Outro conselho importante de Marsden Wagner: para ele é sempre fundamental tomar cuidado com os “médicos “liberais”, aqueles que aceitam os postulados da Medicina Baseada em Evidências e que reconhecem os abusos intervencionistas da obstetrícia contemporânea, pois que estes são os mais perigosos personagens. Aqui se encontra outro ponto em que a prática médica e a política tem muito em comum. Os políticos liberais, com sua postura revisionista e conciliatória, são muitas vezes os que mais atrapalham as verdadeiras mudanças estruturais. Existe mais perigo nas atitudes defendidas por alguns professores – que se escondem atrás de uma posição de respeito às evidências médicas – do que um cesarista convicto. Nesse aspecto, os primeiros são mais perigosos (porque escamoteados) do que os últimos (porque evidentes).

Essa falta de sintonia entre a ciência e a prática ocorre porque esses sujeitos – por viverem em ambiente acadêmico – não conseguem mais esconder as evidências científicas sobre a adequada atenção ao parto e nascimento, mas estão fortemente presos aos velhos paradigmas por laços corporativos, construídos por décadas de camaradagem, companheirismo, dívidas afetivas e compromissos acadêmicos. Não se trata de uma questão racional/científica, mas psíquica/afetiva. Nos julgamentos de profissionais que desafiam o sistema centrado nos médicos, nas doenças e no capitalismo aparece todo o juízo pervertido que trata estes médicos como “adversários” sendo julgados pelo que são (uma ameaça ao sistema) e não por algo que tenham feito. Prevalece a justiça dos inimigos, onde acusação e juízes atuam em parceria para atacar um inimigo em comum. Enxergam os médicos da humanização como adversários a serem esmagados, porque subvertem a lógica de submissão que sempre tiveram em relação aos pacientes e às outras profissões da saúde.

Talvez o pior entrave para os nossos objetivos seja a fantasia – por muitos compartilhada – de que a humanização do parto seria estabelecida no terreno das ideias, através da confrontação de paradigmas, estudos e pesquisas, prevalecendo aquelas propostas que dessem garantias de resultados mais consistentes para a tarefa de oferecer às mulheres mais segurança e satisfação no parto dos seus filhos. Já compartilhei dessa ilusão e sei bem o sabor amargo de perder os sonhos; minha queda foi igualmente dolorida. Por outro lado, sei também a sensação de liberdade que nos toma ao perceber que os sonhos não precisam ser abandonados apenas porque o caminho para segui-los estava equivocado.

Dados de análise do layout da página:
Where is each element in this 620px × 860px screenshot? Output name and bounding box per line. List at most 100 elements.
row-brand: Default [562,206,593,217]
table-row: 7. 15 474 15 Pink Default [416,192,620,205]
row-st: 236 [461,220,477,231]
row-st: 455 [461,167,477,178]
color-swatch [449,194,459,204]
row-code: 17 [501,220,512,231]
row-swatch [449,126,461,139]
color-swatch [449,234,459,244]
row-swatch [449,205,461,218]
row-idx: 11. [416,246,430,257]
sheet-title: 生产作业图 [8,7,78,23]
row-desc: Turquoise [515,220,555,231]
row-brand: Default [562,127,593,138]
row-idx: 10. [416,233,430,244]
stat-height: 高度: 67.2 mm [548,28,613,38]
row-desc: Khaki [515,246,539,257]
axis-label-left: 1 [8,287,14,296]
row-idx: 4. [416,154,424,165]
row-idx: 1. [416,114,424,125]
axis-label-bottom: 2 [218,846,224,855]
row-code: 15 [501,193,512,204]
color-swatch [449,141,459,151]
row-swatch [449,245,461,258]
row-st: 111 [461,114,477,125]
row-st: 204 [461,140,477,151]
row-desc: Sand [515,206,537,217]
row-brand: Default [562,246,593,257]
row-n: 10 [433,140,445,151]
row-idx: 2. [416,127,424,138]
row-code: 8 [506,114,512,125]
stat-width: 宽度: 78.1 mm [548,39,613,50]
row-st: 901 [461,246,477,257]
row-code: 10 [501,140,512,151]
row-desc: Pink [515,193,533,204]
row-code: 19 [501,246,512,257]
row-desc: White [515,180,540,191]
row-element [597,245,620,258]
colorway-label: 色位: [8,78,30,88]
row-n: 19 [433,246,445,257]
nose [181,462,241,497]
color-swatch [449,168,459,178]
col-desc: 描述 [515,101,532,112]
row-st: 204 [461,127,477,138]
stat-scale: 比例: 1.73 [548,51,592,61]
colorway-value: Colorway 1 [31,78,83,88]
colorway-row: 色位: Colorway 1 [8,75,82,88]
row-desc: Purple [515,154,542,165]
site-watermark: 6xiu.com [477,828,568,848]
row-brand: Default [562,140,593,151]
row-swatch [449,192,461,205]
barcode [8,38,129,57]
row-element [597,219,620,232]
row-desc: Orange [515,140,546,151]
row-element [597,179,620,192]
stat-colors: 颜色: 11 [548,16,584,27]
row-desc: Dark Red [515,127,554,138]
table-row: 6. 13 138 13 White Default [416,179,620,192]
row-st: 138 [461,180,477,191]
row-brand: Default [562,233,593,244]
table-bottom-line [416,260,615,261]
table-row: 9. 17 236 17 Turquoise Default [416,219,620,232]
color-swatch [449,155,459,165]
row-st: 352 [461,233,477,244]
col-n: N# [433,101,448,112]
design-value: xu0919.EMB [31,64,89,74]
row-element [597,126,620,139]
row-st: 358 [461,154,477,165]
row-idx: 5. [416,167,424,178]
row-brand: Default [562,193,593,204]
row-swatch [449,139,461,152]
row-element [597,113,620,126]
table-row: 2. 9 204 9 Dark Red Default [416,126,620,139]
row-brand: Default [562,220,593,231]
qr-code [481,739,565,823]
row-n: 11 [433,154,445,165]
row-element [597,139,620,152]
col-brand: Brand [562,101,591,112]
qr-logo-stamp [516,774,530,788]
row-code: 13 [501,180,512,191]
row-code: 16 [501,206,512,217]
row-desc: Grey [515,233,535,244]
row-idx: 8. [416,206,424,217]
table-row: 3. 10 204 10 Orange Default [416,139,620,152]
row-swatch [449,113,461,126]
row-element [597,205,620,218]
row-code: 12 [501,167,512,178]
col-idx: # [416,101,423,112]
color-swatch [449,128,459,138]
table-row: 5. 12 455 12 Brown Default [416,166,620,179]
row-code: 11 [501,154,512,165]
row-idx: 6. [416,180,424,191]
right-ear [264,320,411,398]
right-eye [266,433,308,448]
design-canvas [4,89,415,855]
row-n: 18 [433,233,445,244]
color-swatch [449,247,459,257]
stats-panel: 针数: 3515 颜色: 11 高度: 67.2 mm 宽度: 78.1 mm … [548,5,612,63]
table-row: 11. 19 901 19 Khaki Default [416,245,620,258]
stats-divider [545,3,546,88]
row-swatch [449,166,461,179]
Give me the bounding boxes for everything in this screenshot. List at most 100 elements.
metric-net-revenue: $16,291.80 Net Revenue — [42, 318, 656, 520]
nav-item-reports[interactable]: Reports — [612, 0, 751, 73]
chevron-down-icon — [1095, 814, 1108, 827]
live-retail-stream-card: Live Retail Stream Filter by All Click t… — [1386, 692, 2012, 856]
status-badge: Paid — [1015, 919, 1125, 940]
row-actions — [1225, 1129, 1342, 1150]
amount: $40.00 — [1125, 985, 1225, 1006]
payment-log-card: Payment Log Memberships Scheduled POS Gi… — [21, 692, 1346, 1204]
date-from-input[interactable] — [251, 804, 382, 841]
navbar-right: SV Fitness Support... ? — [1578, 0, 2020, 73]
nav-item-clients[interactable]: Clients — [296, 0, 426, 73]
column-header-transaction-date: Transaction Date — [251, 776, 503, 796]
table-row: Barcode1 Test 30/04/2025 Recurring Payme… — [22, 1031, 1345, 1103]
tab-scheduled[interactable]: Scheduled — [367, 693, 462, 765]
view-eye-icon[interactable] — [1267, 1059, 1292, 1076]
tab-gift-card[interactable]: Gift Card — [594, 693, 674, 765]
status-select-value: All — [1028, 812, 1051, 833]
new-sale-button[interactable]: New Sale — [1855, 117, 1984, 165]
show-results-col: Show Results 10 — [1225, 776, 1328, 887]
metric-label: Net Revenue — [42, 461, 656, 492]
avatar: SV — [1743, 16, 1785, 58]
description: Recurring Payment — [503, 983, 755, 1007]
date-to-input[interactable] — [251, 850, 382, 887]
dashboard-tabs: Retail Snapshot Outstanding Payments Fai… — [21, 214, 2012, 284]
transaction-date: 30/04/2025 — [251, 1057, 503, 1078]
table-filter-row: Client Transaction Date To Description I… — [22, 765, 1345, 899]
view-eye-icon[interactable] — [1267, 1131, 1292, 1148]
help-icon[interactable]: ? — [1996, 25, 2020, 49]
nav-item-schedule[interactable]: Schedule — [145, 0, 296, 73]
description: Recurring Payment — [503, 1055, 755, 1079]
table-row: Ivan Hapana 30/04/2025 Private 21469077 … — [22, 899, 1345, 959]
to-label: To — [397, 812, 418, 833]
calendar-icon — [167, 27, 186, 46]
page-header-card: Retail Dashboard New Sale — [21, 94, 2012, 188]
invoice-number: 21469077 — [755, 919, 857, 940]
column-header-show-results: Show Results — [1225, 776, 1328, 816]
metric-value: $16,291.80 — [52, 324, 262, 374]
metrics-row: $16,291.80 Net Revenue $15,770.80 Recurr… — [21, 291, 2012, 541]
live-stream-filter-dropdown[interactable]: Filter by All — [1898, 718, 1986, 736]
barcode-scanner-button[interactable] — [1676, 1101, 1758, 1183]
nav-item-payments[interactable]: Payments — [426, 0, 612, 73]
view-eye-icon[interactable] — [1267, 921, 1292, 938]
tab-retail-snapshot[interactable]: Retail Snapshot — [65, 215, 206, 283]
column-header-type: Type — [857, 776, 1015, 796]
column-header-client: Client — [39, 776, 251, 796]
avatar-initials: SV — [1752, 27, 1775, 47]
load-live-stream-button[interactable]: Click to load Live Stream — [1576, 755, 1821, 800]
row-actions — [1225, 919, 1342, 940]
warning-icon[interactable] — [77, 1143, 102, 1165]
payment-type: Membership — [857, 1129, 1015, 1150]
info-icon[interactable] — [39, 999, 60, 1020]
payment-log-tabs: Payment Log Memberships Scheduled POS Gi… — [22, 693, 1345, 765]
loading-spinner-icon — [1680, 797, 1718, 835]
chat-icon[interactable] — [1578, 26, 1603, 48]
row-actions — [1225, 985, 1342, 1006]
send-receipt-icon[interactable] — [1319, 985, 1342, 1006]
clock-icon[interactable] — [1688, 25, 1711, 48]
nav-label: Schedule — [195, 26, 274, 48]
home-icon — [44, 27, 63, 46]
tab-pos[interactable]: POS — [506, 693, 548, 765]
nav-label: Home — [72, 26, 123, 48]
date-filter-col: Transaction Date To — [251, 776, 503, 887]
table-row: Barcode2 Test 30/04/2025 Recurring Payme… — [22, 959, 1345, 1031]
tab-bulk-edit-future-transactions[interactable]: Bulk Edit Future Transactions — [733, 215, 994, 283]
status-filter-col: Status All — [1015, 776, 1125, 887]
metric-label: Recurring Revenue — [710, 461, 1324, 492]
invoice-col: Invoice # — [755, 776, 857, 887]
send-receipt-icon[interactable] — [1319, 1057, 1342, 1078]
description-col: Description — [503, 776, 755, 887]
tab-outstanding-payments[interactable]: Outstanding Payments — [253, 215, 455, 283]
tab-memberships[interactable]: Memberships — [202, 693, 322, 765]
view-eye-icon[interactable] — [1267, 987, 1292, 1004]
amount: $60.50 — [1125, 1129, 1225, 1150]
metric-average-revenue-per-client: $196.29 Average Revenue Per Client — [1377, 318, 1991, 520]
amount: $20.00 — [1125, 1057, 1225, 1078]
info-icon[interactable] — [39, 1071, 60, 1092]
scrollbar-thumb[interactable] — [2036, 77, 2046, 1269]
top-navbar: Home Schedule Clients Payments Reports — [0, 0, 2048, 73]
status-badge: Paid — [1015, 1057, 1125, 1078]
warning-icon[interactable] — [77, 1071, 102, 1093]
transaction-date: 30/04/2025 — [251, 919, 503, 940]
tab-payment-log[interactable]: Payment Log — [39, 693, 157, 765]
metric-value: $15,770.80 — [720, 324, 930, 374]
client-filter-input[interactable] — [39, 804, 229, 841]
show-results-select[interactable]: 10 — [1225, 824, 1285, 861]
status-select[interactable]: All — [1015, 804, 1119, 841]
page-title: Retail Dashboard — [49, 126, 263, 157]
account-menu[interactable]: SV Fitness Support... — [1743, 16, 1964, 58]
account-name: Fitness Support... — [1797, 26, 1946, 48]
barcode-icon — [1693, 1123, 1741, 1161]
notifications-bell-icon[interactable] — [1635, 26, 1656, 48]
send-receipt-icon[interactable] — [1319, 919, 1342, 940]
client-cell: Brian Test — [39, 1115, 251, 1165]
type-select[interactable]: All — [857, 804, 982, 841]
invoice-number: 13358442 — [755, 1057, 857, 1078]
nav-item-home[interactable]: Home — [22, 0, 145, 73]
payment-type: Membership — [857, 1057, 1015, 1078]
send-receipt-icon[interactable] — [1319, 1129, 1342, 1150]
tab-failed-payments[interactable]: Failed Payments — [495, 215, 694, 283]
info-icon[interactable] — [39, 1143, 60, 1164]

Perguntas:
**A.** No trecho sobre humanização do parto, quem Marsden Wagner aponta como os personagens mais perigosos?
**B.** Substitua "sonhos" por "ideais" no trecho sobre humanização do parto, reescrevendo-o de "Talvez o pior" a "segui-los estava equivocado.".
**C.** Retome o trecho sobre humanização do parto e prossiga com o texto a partir da última frase apresentada.

Respostas:
**A.** Os médicos "liberais", que aceitam os postulados da Medicina Baseada em Evidências e reconhecem os abusos intervencionistas da obstetrícia contemporânea.

**B.**
Talvez o pior entrave para os nossos objetivos seja a fantasia – por muitos compartilhada – de que a humanização do parto seria estabelecida no terreno das ideias, através da confrontação de paradigmas, estudos e pesquisas, prevalecendo aquelas propostas que dessem garantias de resultados mais consistentes para a tarefa de oferecer às mulheres mais segurança e satisfação no parto dos seus filhos. Já compartilhei dessa ilusão e sei bem o sabor amargo de perder os ideais; minha queda foi igualmente dolorida. Por outro lado, sei também a sensação de liberdade que nos toma ao perceber que os ideais não precisam ser abandonados apenas porque o caminho para segui-los estava equivocado.

**C.**
A humanização do nascimento se dará no terreno das lutas materiais, e não sob a letra insípida das ideias. A humanização vai ocorrer nas maternidades, nos postos de saúde, nos corredores de hospital, e não nos livros ou na Academia. As ideias serão sempre a carruagem a ser puxada pelo corcel das lutas reais sobre a autonomia dos corpos. As propostas de humanização do nascimento já foram pensadas como uma pedagogia, uma forma de educar mentes que não percebiam a história completa de um parto. Todavia, hoje sabemos que a simples confrontação com estas realidades produz resultados pífios ou ausentes. Com o tempo percebemos que a batalha pelo nascimento digno se dá na confrontação direta, na briga, na pressão, retirando de cena os velhos atores para garantir às mulheres a posse do seu destino.

Para sofrer a dor de uma grande desilusão foi necessário, como primeira e quase inevitável etapa, iludir-se com o poder das ideias. Só depois da queda desta fantasia será possível compreender a materialidade da luta, a conquista pelo enfrentamento, escorado-se no fato de que nenhum poder é oferecido de graça, menos ainda o poder sobre a sexualidade das mulheres.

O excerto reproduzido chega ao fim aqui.